[[ Listed records open ]]

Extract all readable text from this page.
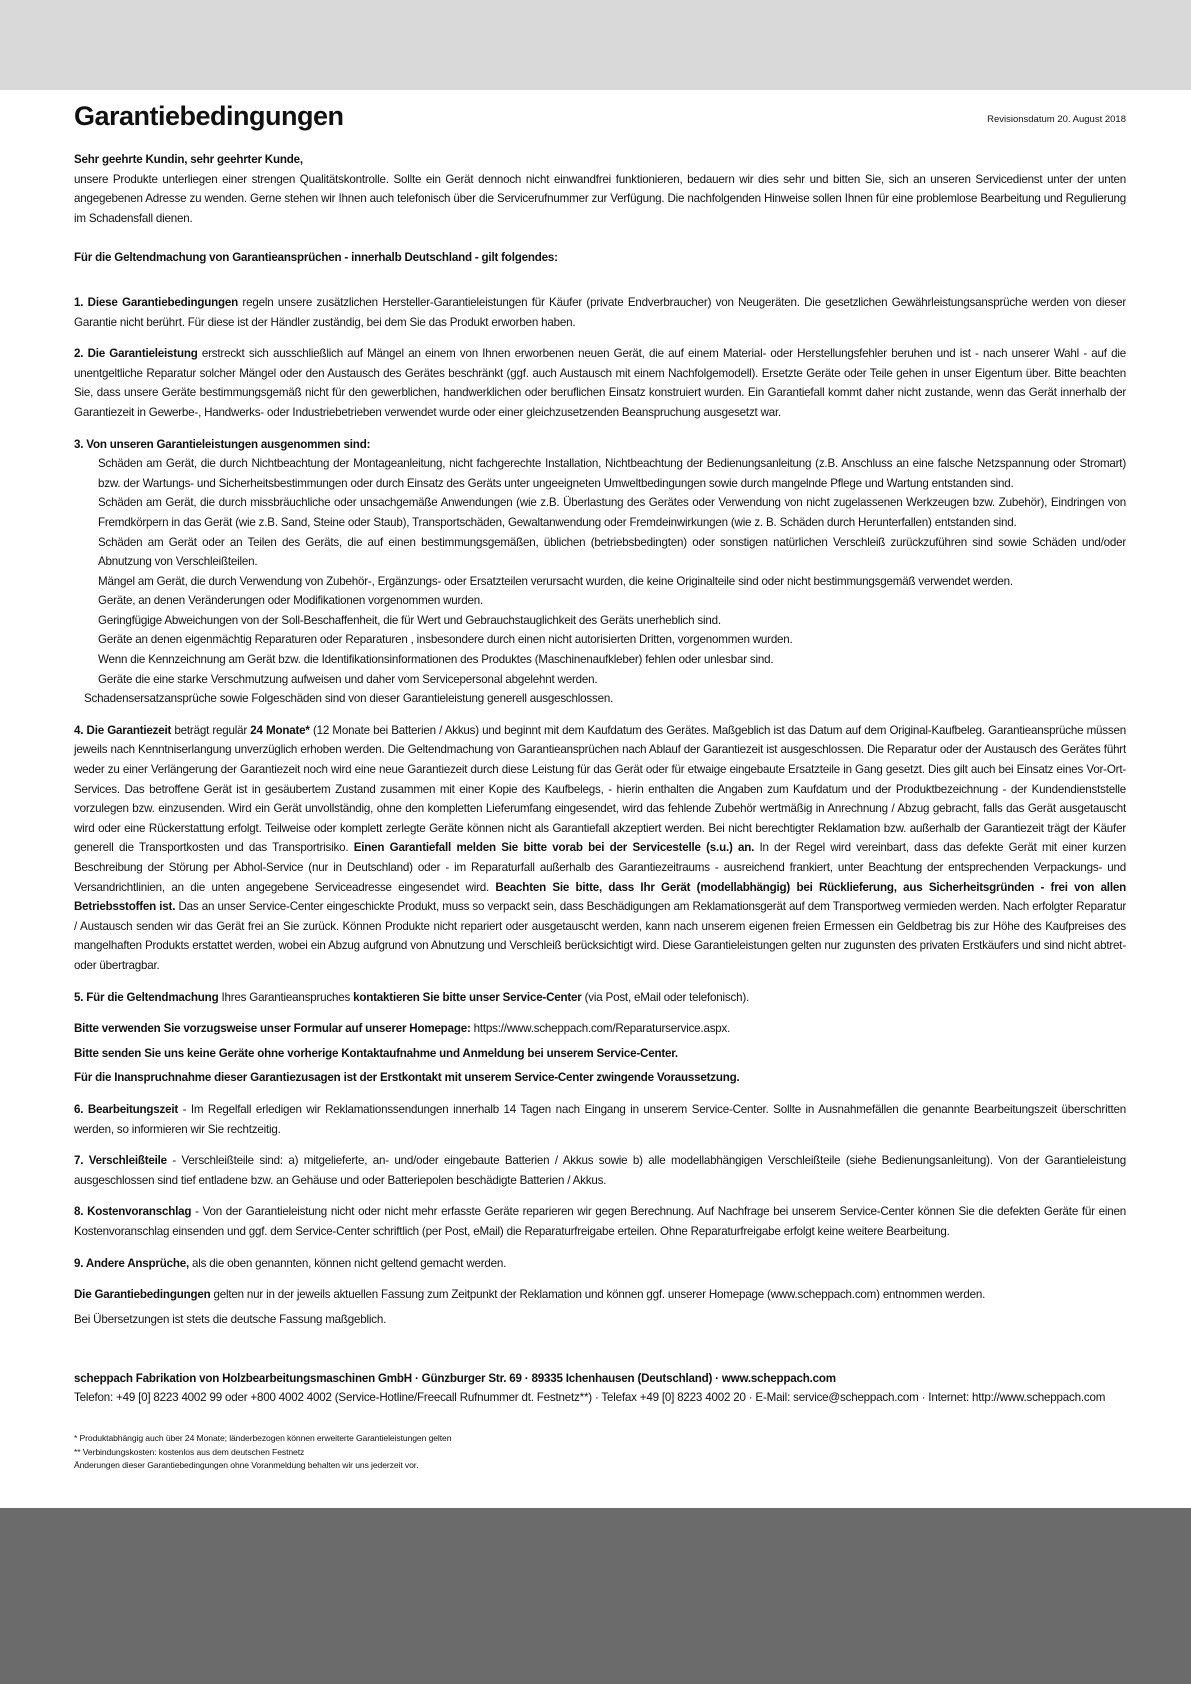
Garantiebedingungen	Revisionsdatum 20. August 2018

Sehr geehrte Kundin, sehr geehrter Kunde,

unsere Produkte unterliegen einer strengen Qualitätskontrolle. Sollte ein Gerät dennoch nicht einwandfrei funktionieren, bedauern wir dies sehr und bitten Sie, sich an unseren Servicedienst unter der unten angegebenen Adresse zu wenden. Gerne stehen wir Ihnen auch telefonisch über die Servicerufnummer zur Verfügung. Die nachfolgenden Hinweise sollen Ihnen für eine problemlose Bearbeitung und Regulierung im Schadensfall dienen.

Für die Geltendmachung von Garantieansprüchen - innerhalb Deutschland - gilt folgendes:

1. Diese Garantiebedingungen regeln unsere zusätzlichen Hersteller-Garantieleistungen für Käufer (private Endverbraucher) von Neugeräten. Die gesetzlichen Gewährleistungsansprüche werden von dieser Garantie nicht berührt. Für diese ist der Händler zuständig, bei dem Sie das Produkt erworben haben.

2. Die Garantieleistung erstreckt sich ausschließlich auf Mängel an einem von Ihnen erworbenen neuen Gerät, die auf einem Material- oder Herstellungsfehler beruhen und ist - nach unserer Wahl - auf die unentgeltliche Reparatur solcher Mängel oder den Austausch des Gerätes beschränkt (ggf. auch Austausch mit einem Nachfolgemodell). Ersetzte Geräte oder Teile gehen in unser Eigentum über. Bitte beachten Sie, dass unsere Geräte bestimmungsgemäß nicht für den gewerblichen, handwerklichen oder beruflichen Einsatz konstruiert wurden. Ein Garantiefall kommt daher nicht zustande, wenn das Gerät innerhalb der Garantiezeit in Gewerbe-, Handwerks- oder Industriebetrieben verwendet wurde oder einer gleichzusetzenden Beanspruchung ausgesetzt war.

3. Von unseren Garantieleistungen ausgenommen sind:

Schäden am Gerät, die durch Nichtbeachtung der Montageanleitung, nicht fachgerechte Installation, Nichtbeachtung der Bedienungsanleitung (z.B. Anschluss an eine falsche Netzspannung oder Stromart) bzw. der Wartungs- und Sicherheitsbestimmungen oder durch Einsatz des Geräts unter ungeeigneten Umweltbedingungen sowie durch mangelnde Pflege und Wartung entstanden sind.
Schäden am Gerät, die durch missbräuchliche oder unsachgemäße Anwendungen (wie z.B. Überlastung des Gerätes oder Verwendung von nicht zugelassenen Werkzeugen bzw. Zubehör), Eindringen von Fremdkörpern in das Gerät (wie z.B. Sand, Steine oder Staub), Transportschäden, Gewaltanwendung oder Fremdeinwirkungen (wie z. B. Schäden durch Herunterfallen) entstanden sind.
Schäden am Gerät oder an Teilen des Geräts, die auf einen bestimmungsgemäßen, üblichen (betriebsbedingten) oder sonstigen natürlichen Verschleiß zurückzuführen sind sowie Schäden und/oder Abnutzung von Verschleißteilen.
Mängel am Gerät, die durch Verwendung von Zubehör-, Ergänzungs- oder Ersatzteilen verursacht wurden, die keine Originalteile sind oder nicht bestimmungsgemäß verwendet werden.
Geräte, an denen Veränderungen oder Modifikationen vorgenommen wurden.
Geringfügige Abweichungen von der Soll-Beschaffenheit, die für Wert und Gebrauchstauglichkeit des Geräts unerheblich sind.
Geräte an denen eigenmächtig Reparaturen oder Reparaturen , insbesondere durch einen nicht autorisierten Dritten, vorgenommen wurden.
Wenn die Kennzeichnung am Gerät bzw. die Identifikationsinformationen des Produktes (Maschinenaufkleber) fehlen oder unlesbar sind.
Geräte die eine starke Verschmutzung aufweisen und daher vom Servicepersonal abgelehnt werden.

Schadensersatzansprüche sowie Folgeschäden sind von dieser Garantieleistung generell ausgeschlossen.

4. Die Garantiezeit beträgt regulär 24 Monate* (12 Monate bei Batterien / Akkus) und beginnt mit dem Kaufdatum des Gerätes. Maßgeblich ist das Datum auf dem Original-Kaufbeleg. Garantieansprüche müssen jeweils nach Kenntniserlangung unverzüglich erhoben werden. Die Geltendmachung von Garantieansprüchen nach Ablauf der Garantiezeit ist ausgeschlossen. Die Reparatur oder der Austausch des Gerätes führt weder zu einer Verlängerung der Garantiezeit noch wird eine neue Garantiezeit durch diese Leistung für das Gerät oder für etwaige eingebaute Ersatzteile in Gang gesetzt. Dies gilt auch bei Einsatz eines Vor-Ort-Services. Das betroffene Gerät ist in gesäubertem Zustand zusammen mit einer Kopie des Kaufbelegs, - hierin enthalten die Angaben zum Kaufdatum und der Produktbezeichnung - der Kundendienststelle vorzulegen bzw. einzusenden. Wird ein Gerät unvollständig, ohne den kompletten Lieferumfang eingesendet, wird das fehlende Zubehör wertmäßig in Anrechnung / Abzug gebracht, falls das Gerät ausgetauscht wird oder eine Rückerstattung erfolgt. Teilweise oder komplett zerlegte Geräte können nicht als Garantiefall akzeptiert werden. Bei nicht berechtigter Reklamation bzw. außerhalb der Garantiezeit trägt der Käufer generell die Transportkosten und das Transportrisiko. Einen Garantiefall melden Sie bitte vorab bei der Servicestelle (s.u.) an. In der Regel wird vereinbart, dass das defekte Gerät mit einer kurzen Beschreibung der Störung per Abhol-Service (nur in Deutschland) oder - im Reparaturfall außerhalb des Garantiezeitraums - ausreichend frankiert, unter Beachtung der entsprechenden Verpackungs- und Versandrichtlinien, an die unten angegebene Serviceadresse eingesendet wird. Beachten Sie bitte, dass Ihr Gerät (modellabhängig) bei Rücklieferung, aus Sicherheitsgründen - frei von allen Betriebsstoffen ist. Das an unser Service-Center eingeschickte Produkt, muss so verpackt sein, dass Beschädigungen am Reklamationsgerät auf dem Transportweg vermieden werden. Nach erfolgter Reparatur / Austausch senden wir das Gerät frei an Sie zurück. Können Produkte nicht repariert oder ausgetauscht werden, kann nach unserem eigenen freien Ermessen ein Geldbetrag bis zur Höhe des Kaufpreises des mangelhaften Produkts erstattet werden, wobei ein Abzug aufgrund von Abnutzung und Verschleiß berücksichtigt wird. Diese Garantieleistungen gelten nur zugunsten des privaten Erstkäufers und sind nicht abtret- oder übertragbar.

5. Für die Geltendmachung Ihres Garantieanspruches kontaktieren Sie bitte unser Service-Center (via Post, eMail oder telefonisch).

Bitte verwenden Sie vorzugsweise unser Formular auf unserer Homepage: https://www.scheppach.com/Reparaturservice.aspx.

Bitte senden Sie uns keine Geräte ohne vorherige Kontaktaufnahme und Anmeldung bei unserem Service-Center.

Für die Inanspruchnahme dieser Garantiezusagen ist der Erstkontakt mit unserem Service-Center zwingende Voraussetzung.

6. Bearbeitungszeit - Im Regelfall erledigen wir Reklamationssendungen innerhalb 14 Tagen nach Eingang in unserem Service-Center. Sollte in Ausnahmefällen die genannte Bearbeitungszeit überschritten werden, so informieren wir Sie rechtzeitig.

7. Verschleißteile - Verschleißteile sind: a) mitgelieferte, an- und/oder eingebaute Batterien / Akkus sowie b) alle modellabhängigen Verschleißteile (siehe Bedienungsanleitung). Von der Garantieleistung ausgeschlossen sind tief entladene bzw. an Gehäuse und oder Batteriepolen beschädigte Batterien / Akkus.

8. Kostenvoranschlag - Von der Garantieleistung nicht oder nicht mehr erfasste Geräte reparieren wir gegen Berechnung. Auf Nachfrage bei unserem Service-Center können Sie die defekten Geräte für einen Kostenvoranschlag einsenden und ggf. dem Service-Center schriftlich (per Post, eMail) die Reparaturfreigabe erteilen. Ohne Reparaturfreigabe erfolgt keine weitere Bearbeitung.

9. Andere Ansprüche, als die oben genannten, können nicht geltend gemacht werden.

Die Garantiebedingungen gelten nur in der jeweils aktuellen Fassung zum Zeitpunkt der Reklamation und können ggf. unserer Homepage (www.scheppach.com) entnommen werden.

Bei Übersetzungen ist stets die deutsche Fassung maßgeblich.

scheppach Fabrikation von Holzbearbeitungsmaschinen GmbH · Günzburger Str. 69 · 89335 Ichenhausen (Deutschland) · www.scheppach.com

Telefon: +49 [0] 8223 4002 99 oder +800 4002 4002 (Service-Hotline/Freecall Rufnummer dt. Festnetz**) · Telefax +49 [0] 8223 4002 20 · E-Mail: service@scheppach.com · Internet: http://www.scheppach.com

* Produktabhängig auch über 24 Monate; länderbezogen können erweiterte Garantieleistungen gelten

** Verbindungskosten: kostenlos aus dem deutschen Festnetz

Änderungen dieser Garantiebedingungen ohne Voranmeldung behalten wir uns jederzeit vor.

[[ Listed records closed ]]

(Problem to solve) What lines in the records above include the string "Post"? Copy each one.

(Response for this exercise)
5. Für die Geltendmachung Ihres Garantieanspruches kontaktieren Sie bitte unser Service-Center (via Post, eMail oder telefonisch).
8. Kostenvoranschlag - Von der Garantieleistung nicht oder nicht mehr erfasste Geräte reparieren wir gegen Berechnung. Auf Nachfrage bei unserem Service-Center können Sie die defekten Geräte für einen Kostenvoranschlag einsenden und ggf. dem Service-Center schriftlich (per Post, eMail) die Reparaturfreigabe erteilen. Ohne Reparaturfreigabe erfolgt keine weitere Bearbeitung.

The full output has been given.